» WORK REQUIRED
Find each line containing the string "GtLudoRecordingGame". Copy it.

### SUPPLIED ENTRIES ###

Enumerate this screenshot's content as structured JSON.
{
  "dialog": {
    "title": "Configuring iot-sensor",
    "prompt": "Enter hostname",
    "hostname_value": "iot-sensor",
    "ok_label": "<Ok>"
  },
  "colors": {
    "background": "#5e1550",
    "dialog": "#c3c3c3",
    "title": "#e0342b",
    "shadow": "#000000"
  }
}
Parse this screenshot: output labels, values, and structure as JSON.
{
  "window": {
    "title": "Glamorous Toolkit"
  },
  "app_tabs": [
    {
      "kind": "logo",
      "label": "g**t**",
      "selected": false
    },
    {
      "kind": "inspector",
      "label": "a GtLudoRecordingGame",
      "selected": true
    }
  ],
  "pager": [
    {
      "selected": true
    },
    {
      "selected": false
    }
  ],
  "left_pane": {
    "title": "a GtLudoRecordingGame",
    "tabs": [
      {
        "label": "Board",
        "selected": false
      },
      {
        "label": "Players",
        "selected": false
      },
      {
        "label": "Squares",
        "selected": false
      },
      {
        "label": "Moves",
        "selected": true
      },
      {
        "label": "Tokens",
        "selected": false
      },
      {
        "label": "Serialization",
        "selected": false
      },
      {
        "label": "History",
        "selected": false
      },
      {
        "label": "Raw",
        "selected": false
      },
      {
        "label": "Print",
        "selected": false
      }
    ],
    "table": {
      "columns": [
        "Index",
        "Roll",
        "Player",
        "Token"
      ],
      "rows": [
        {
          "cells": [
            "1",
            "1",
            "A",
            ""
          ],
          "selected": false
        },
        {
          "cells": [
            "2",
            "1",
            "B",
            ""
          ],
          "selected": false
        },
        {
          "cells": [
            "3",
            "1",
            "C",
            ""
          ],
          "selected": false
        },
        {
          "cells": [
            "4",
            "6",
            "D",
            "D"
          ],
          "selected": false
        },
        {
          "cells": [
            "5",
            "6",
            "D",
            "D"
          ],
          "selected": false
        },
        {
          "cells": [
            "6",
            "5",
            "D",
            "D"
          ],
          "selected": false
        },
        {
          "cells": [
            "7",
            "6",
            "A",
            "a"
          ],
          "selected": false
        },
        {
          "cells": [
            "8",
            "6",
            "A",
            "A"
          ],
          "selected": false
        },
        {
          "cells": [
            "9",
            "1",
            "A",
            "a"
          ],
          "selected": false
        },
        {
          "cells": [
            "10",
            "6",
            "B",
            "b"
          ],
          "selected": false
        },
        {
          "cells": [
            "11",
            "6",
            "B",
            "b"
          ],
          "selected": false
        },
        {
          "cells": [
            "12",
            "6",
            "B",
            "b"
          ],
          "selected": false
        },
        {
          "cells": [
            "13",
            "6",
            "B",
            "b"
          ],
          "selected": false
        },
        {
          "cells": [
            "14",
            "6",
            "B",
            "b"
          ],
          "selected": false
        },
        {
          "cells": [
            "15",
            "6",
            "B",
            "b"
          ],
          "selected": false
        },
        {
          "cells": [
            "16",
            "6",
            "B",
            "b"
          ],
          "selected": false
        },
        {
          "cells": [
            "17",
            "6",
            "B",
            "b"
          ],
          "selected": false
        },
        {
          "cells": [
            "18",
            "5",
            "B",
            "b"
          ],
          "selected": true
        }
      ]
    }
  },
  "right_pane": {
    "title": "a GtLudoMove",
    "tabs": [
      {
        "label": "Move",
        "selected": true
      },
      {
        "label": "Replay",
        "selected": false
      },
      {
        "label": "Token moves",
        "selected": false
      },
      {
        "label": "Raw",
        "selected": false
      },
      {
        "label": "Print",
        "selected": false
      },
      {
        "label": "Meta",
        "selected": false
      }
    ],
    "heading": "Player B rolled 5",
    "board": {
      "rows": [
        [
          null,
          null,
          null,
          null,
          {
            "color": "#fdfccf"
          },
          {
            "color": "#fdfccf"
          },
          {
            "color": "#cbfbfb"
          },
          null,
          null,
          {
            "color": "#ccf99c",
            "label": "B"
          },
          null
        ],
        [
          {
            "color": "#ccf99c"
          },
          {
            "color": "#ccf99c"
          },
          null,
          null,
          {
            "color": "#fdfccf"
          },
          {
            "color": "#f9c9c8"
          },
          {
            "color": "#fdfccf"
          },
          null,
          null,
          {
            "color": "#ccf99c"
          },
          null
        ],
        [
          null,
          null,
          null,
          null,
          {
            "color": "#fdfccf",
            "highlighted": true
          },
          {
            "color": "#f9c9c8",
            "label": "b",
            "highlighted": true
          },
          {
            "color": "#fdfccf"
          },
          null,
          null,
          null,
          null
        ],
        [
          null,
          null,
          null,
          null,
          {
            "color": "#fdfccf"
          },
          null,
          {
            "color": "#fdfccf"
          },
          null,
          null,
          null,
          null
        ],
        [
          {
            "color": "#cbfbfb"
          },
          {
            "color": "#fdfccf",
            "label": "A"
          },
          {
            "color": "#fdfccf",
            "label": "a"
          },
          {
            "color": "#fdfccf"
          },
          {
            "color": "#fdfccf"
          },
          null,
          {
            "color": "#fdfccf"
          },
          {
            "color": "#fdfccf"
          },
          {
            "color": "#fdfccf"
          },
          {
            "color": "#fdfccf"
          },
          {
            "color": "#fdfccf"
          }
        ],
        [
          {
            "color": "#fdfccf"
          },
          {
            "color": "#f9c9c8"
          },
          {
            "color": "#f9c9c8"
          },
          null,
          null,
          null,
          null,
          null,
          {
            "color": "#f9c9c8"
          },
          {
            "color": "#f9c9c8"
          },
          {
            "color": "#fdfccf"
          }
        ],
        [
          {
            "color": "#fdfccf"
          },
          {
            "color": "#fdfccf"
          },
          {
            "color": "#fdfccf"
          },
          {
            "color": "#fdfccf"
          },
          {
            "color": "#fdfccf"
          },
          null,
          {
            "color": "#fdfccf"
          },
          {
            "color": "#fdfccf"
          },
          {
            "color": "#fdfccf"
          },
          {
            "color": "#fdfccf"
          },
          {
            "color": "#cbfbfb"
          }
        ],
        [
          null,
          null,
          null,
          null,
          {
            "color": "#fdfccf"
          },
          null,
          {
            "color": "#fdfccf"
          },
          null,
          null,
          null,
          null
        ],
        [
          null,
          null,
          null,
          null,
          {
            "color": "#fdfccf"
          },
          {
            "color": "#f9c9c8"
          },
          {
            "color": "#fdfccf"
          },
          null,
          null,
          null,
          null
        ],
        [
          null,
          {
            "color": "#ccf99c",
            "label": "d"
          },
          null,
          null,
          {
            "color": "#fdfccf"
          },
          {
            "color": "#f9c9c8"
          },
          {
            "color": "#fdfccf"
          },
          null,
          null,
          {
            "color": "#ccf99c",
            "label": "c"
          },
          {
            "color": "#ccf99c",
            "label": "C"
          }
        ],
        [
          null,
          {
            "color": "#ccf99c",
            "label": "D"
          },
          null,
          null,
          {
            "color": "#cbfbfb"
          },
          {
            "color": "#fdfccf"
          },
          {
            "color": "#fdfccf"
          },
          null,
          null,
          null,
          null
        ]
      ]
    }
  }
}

###

» THE SOLUTION
      "label": "a GtLudoRecordingGame",
    "title": "a GtLudoRecordingGame",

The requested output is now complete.